Today I removed the unburnt wood from last night and removed fire brick looking for answers. The damper is under the stove near the front. I used a shop vac to remove the remnants from last night, then poked around with a solid wire trying to find exactly where the air is supposed to come into the firebox, never actually finding any openings. Going further, I connected the shop vac to blow into the damper and felt nothing coming into the stove with the damper full open. A sheet a paper held inside didn't even flutter. So I then started a small fire again, got it burning well with the door open, closed the door to watch it slowly starve for oxygen. Trying the shop vac idea again, I could only get a tiny flicker to show up.

Did I get a defective stove, did someone at the factory weld the air chamber incorrectly? Other ideas?
 
I'm not familiar with those stoves, but my guess is that it's not a malfunctioning stove. When I replaced the old coal stove--today actually--with my new to me Regency 2400, I noticed I wasn't getting the same draft I had before. I think a couple of things are at play. I've heard that new fire bricks retain moisture. After a few fires they should dry out and you'll get a better draft. My other thought is that your new stove is much more efficient and air tight. I bet you have to get the chimney/stove pipe pretty hot before it will draw well. Break in your stove they way the manufacturer recommends, then try to build a nice big fire. Get the pipe nice and hot and get a nice bed of coals going. Then, I bet you can turn it down and feel the heat.

Those are my thoughts. Someone with more experience might have some ideas.
 
Maybe you missed the part where using a shop vac to blow in air nothing actually went in, pointing to an actual blockage?
 
Maybe you missed the part where using a shop vac to blow in air nothing actually went in, pointing to an actual blockage?
Using the vacuum blower in the inlet for the OAK? Tried moving draft in both directions JIC they wrote the manual incorrectly and it moves opposite the direction stated? What is the policy at Lowe's? Purchased on credit card?

§ **Task requirements**
Using the stove discussion, answer these questions:
(a) Where is the damper located?
(b) What stove did the second writer install in place of an old coal stove?
(c) According to the second writer, what do new fire bricks retain?

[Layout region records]
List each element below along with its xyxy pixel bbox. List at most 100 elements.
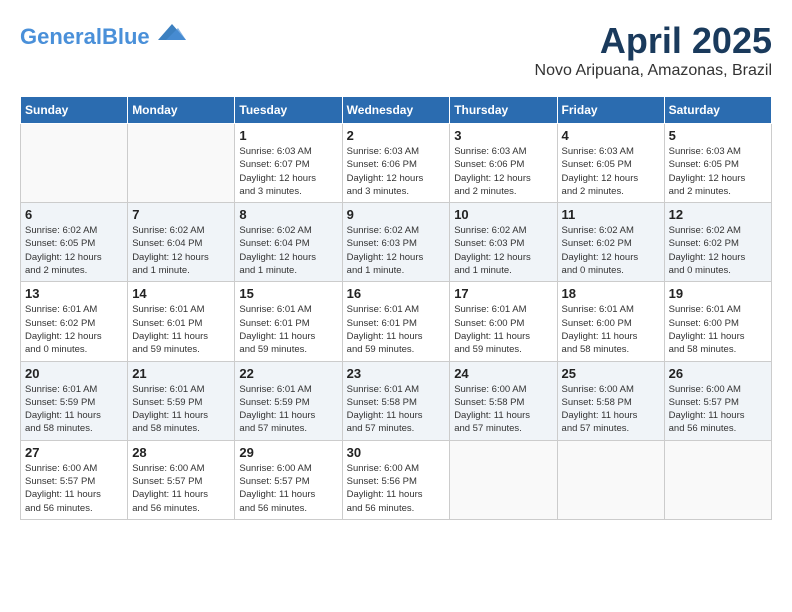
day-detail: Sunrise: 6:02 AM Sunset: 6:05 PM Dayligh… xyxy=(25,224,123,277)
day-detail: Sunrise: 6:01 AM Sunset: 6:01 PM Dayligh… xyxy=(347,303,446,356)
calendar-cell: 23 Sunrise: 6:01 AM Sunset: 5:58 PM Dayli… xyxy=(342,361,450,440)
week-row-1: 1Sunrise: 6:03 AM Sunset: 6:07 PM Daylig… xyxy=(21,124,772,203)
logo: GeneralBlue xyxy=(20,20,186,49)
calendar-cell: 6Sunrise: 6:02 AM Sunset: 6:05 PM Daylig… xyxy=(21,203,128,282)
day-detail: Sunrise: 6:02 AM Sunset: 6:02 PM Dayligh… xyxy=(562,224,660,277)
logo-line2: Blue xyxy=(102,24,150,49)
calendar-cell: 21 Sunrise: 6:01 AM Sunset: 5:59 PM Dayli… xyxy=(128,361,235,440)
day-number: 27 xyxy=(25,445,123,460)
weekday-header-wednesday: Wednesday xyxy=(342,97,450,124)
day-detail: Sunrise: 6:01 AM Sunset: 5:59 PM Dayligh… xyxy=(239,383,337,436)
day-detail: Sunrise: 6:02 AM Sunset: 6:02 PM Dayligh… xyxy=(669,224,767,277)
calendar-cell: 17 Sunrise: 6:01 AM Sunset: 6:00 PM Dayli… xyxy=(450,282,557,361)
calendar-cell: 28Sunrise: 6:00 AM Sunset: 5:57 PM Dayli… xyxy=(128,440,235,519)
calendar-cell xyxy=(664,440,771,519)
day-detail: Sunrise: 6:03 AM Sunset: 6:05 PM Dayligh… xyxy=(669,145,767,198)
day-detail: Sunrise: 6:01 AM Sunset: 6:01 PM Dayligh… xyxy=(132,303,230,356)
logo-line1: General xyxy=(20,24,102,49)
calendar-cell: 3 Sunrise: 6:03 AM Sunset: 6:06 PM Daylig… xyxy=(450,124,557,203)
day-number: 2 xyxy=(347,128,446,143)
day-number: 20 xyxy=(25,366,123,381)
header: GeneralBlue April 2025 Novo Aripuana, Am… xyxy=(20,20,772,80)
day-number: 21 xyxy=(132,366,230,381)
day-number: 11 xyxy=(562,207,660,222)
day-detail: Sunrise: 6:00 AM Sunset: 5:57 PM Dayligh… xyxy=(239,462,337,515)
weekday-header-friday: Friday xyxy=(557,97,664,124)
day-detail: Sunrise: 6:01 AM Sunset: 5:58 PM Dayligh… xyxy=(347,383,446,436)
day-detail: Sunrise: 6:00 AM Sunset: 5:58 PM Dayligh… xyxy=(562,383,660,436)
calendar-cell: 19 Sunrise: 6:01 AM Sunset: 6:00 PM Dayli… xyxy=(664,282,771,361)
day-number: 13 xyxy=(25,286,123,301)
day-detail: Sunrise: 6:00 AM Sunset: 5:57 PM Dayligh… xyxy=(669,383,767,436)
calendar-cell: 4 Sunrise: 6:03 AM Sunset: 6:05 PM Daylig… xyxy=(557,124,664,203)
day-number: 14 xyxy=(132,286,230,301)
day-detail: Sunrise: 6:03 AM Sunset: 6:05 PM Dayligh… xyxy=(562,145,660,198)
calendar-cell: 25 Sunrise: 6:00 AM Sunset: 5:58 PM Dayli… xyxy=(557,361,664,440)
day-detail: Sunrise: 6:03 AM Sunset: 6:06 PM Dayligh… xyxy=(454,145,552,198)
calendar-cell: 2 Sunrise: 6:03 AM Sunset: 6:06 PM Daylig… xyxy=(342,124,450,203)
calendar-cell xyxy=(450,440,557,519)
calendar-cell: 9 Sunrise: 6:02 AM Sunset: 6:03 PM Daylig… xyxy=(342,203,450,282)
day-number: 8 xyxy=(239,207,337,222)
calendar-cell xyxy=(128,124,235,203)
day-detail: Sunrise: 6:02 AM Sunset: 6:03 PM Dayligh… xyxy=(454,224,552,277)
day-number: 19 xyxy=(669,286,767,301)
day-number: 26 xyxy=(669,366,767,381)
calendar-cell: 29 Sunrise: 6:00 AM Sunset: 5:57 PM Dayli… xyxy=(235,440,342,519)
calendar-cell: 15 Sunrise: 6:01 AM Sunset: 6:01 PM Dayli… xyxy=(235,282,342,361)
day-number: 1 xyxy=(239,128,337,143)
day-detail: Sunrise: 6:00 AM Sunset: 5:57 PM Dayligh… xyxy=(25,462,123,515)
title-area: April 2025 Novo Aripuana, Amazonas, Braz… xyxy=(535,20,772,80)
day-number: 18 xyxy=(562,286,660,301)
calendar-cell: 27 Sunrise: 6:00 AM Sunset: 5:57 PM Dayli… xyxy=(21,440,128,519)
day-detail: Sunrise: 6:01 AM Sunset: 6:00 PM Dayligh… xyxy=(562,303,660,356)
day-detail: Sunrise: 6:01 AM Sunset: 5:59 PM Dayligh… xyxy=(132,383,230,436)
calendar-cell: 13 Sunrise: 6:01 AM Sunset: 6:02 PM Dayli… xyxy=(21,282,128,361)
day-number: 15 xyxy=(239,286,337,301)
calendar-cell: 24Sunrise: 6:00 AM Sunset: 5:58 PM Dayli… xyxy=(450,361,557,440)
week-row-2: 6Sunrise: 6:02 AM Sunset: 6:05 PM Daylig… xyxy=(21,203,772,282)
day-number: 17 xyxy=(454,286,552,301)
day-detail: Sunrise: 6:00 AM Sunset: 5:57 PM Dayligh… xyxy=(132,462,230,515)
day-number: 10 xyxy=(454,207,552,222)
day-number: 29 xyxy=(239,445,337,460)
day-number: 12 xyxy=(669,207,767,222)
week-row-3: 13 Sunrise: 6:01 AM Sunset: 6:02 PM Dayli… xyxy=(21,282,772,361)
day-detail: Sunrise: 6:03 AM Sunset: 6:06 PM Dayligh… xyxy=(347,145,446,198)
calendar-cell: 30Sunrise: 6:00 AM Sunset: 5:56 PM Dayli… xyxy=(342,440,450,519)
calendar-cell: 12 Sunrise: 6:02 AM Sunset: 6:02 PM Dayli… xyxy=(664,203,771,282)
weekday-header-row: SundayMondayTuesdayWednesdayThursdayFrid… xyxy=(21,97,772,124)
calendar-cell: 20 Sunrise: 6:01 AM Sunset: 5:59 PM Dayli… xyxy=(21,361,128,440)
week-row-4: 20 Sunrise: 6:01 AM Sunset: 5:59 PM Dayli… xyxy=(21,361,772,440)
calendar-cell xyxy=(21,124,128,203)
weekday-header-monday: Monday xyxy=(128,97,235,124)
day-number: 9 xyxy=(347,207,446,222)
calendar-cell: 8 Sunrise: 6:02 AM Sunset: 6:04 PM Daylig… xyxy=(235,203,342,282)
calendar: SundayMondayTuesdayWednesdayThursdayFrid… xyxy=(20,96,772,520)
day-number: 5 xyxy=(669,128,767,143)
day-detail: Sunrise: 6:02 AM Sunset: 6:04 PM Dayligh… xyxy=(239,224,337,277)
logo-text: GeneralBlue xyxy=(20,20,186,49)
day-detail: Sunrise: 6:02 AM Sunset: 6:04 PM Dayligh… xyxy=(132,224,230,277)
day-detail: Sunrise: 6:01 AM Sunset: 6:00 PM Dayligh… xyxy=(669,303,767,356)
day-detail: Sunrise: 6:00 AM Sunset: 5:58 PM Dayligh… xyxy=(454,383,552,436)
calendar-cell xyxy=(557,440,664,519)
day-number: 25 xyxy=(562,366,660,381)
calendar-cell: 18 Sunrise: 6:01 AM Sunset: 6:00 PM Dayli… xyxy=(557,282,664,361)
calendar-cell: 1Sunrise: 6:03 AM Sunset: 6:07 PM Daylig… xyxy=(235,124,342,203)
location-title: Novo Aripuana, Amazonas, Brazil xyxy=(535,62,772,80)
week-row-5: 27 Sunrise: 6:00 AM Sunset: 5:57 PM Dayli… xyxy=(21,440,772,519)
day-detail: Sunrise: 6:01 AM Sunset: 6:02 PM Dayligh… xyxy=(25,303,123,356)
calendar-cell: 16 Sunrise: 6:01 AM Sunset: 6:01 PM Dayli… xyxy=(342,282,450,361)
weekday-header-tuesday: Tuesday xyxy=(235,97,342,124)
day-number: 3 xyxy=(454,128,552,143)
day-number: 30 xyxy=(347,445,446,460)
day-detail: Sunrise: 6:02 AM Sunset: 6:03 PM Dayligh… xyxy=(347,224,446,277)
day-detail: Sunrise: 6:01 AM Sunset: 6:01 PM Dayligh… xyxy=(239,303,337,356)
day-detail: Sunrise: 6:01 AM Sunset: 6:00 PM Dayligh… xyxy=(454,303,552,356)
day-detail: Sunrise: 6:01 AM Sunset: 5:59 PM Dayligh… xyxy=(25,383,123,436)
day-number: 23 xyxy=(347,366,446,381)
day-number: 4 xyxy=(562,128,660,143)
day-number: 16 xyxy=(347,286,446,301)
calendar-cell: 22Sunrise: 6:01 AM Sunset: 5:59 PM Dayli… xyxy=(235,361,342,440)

§ **Answer below**
(a) Under the stove, near the front.
(b) A Regency 2400.
(c) Moisture.